# [Data rows]
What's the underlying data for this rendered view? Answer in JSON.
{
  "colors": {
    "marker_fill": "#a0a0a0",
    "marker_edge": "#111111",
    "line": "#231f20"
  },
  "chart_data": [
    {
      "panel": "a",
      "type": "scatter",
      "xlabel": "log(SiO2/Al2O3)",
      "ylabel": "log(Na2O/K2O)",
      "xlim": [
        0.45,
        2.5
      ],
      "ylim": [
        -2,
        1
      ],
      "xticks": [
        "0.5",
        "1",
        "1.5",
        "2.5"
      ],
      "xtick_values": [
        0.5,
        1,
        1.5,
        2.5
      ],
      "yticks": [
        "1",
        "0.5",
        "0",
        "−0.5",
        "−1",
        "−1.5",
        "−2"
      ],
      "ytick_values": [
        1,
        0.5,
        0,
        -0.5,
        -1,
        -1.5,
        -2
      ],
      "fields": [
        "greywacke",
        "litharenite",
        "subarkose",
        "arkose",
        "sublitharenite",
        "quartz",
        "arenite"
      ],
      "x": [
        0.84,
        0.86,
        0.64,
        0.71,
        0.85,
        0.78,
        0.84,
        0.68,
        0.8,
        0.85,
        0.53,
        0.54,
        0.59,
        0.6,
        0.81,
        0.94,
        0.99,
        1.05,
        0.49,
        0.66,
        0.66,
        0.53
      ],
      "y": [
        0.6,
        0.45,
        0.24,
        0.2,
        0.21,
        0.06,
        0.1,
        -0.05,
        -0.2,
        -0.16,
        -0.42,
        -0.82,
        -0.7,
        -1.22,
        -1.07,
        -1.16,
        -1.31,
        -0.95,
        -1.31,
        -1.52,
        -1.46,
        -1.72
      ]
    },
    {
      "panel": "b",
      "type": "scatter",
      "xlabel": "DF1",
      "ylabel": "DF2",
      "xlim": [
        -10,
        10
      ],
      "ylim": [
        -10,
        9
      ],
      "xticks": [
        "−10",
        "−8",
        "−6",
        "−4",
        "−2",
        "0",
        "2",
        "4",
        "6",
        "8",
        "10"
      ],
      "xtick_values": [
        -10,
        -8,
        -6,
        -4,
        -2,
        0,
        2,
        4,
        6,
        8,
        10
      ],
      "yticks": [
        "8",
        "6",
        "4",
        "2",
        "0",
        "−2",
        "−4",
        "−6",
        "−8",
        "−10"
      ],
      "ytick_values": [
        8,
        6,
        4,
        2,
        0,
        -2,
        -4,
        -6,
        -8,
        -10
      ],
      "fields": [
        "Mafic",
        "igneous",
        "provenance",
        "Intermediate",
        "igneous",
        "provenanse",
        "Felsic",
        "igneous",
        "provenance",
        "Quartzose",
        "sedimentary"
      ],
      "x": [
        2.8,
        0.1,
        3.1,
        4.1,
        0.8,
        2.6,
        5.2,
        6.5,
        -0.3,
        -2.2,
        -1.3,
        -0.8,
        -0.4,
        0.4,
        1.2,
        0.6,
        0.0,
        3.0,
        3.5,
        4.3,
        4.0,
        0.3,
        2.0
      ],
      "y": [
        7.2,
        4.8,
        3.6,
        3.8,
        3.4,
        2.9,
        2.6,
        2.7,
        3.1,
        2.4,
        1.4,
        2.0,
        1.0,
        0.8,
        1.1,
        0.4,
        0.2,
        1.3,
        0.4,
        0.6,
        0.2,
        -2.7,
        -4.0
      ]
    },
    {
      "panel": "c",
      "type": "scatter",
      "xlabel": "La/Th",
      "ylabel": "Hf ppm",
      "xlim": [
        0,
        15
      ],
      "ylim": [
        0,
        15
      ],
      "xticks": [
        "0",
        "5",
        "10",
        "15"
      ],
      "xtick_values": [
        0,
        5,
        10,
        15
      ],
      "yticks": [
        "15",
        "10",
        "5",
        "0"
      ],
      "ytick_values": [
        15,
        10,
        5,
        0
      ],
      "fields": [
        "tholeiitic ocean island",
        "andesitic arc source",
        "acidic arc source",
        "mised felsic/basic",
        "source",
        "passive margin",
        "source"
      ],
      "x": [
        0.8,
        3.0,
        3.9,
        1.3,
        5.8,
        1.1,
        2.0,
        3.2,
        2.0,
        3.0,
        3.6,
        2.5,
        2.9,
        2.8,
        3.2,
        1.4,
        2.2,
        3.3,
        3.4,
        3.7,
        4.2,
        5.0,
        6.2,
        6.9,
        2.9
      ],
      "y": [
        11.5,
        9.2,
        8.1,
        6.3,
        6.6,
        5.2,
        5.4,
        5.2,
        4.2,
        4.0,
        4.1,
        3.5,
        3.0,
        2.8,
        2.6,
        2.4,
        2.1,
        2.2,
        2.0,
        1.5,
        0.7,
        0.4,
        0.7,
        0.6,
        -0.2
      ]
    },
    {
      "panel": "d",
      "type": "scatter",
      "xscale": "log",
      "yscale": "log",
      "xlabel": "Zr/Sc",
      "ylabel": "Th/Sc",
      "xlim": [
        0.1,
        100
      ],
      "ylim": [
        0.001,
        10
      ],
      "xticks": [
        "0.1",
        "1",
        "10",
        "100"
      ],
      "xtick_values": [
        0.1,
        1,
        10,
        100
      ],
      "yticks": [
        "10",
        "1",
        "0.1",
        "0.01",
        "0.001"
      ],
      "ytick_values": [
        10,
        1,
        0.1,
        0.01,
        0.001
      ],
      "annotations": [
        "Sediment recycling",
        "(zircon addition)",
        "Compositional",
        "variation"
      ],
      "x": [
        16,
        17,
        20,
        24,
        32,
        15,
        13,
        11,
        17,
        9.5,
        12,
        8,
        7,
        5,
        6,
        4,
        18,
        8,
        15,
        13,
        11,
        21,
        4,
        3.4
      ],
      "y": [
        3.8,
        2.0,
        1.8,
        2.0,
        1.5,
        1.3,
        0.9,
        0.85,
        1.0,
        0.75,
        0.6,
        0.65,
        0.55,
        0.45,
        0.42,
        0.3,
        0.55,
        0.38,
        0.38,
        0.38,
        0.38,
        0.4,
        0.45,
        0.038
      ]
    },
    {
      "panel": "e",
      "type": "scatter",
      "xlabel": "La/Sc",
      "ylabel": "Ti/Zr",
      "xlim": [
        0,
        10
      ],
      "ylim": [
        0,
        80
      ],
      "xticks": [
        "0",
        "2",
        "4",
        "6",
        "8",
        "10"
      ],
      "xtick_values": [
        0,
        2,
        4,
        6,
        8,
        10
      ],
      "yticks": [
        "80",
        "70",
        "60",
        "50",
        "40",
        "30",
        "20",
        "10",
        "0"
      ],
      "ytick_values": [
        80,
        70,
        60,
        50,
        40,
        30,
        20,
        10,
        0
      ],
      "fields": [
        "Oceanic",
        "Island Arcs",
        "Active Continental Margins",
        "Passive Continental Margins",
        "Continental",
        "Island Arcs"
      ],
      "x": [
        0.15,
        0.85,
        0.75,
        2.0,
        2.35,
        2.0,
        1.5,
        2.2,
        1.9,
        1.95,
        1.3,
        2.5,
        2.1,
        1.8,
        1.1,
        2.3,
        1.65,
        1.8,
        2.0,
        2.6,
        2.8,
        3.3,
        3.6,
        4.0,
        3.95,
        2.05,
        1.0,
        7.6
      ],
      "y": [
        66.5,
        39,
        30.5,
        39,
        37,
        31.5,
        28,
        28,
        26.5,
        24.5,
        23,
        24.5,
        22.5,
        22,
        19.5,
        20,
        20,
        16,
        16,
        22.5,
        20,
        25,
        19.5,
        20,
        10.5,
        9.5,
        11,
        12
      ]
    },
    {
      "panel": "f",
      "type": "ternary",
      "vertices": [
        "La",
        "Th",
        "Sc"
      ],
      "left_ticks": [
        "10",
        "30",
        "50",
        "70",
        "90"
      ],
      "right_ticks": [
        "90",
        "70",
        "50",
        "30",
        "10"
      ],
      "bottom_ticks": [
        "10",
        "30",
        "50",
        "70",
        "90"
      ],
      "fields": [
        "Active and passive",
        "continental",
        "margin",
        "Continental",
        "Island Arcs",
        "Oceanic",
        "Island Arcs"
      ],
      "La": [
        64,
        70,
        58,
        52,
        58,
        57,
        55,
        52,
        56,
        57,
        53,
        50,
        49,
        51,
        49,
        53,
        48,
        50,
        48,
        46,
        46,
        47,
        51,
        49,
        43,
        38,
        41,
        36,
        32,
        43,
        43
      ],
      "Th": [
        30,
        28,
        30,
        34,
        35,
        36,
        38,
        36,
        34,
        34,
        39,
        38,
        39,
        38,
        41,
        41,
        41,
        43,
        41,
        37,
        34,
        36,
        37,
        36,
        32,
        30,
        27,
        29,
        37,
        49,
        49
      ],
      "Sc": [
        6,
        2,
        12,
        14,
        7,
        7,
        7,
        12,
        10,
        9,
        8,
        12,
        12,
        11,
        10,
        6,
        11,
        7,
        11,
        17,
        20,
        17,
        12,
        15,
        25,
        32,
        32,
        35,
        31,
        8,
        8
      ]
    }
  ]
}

# [Stated task]
Select every line in the records above that contains the word "source".

# [Finished answer]
        "andesitic arc source",
        "acidic arc source",
        "source",
        "source"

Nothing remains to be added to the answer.